» Selected excerpt
— Begin —
2010-12-14 Thread Godson Gera
On Tue, Dec 14, 2010 at 6:59 PM, Brian Blais  wrote:

>  On Dec 13, 2010, at 12:30 PM, Godson Gera wrote:
>
> >
> >
> > On Mon, Dec 13, 2010 at 10:46 PM, Brian Blais  wrote:
> >> Hello,
> >>
> >> I was wondering if there is any standard or suggested way of installing
> packages *without* going to the commandline.  I often have students who,
> from there experience in Windows, have never looked at the commandline
> before and it is a bit of a challenge to get them to install something (i.e.
> go to the commandline, cd over to the proper folder, type python setup.py
> install, etc...).  I've never seen a package with something like a
> "compileme.bat", but was wondering if there is some suggested way of doing
> this or some reasons *not* to do this.  I can always write my own (1-line)
> .bat file, but I didn't want to reinvent the wheel.  Perhaps there is a
> better way for me to do this, ideally in a platform independent way.
— End —
» Requests
(a) Can you reproduce the whole message about installing packages without the command line, word for word?
(b) Could you write out the records from their first line through the line with "legend-label-colombia: Colombia [167, 127, 218, 141]", including that line, and nothing beyond it?
The records after this point are unrelated to the message about installing packages.

» Data records
— Begin —
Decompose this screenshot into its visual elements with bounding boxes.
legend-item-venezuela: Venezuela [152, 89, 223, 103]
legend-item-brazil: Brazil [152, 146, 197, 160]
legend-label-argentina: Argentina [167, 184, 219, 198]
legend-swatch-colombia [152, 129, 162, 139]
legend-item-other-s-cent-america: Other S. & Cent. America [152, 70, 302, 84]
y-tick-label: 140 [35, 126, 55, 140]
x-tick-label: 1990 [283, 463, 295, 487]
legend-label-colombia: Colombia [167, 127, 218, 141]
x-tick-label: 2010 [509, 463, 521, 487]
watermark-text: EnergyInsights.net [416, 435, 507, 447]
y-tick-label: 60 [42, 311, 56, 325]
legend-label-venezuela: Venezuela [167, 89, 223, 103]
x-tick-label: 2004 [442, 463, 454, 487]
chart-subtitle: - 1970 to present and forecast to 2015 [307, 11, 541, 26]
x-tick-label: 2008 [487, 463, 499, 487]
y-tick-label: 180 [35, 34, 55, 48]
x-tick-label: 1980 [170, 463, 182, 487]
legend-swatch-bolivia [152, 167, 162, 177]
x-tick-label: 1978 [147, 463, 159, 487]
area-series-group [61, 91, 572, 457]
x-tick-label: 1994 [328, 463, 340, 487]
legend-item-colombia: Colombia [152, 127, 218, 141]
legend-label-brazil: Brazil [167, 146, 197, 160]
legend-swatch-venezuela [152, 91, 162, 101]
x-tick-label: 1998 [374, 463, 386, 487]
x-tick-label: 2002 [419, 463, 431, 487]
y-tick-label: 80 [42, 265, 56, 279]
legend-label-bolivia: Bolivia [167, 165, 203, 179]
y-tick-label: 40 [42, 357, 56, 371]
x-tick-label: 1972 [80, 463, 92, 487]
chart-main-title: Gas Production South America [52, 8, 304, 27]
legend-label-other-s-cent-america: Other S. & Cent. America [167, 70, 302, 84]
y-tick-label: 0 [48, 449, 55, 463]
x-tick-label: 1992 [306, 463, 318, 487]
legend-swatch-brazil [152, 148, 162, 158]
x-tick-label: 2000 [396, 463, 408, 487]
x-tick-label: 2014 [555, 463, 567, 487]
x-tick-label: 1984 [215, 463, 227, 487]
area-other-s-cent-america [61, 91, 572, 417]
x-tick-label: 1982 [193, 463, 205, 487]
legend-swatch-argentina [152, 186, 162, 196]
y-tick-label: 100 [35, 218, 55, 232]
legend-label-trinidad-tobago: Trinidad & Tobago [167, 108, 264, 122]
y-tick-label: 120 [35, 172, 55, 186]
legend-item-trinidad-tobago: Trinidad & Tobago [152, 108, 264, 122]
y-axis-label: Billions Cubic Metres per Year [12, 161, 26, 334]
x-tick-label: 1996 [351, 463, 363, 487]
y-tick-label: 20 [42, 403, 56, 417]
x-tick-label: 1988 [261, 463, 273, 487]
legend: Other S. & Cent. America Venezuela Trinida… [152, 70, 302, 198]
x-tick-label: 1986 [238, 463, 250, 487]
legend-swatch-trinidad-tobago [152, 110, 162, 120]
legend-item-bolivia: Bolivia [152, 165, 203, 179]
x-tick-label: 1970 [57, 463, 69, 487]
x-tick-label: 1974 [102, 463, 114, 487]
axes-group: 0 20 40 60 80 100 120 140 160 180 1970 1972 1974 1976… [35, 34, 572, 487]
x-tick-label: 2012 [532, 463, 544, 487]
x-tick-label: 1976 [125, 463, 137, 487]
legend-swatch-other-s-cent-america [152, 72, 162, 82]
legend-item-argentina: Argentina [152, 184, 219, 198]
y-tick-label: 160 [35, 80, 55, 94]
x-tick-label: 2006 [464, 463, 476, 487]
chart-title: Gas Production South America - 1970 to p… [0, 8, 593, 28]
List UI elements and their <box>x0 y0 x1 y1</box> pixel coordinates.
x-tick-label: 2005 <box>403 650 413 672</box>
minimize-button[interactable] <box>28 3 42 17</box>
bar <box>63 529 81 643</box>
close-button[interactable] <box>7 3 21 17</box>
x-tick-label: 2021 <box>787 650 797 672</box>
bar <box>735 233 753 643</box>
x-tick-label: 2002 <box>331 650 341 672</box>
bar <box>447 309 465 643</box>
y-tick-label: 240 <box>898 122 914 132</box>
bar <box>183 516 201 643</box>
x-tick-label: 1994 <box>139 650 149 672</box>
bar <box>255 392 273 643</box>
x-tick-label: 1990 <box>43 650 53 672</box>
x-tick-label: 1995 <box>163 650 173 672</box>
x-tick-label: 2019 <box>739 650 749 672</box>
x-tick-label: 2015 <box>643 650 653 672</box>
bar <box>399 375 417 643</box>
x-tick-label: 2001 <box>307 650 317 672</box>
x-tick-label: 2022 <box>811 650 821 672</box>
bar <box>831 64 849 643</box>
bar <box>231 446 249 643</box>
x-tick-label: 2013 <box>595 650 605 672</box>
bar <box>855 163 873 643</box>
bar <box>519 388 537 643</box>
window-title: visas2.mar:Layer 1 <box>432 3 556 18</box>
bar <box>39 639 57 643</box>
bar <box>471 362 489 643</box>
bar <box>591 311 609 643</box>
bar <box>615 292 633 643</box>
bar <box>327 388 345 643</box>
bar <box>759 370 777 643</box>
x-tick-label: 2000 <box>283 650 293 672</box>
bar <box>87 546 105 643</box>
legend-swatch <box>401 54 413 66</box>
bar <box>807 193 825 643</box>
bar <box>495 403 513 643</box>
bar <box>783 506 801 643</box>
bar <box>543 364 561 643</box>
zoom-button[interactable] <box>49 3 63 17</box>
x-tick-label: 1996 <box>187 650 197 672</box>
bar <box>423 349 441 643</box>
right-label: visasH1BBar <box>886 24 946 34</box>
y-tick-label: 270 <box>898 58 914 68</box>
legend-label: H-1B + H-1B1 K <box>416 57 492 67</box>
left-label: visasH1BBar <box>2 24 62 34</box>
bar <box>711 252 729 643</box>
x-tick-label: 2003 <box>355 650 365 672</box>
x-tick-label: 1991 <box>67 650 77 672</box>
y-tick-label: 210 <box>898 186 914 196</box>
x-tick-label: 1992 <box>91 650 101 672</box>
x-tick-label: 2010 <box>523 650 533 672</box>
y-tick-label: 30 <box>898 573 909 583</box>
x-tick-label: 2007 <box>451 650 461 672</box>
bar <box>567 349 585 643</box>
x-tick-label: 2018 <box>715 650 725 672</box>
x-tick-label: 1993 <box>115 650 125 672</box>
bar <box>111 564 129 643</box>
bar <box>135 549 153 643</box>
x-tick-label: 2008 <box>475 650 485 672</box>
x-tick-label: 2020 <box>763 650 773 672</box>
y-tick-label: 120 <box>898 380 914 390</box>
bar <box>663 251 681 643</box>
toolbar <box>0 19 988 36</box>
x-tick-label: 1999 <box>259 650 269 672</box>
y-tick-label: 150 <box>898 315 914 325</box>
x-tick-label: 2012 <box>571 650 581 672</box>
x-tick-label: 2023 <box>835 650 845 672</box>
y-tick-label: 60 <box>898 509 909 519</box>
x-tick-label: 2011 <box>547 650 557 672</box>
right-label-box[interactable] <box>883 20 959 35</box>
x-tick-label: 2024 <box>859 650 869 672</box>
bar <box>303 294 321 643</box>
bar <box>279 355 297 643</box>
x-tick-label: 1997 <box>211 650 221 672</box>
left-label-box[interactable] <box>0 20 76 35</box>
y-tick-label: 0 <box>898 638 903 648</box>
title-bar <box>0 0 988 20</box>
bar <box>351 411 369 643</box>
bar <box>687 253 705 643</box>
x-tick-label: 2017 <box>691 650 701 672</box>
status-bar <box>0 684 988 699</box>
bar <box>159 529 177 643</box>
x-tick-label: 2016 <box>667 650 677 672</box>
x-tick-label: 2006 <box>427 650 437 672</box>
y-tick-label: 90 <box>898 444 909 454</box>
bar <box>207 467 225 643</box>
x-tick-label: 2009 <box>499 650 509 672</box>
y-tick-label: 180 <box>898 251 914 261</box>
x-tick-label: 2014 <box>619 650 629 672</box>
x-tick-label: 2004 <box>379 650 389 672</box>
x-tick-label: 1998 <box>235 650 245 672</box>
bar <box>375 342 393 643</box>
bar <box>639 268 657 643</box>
— End —
» Written answers
(a)
2010-12-14 Thread Godson Gera
On Tue, Dec 14, 2010 at 6:59 PM, Brian Blais  wrote:

>  On Dec 13, 2010, at 12:30 PM, Godson Gera wrote:
>
> >
> >
> > On Mon, Dec 13, 2010 at 10:46 PM, Brian Blais  wrote:
> >> Hello,
> >>
> >> I was wondering if there is any standard or suggested way of installing
> packages *without* going to the commandline.  I often have students who,
> from there experience in Windows, have never looked at the commandline
> before and it is a bit of a challenge to get them to install something (i.e.
> go to the commandline, cd over to the proper folder, type python setup.py
> install, etc...).  I've never seen a package with something like a
> "compileme.bat", but was wondering if there is some suggested way of doing
> this or some reasons *not* to do this.  I can always write my own (1-line)
> .bat file, but I didn't want to reinvent the wheel.  Perhaps there is a
> better way for me to do this, ideally in a platform independent way.

(b)
Decompose this screenshot into its visual elements with bounding boxes.
legend-item-venezuela: Venezuela [152, 89, 223, 103]
legend-item-brazil: Brazil [152, 146, 197, 160]
legend-label-argentina: Argentina [167, 184, 219, 198]
legend-swatch-colombia [152, 129, 162, 139]
legend-item-other-s-cent-america: Other S. & Cent. America [152, 70, 302, 84]
y-tick-label: 140 [35, 126, 55, 140]
x-tick-label: 1990 [283, 463, 295, 487]
legend-label-colombia: Colombia [167, 127, 218, 141]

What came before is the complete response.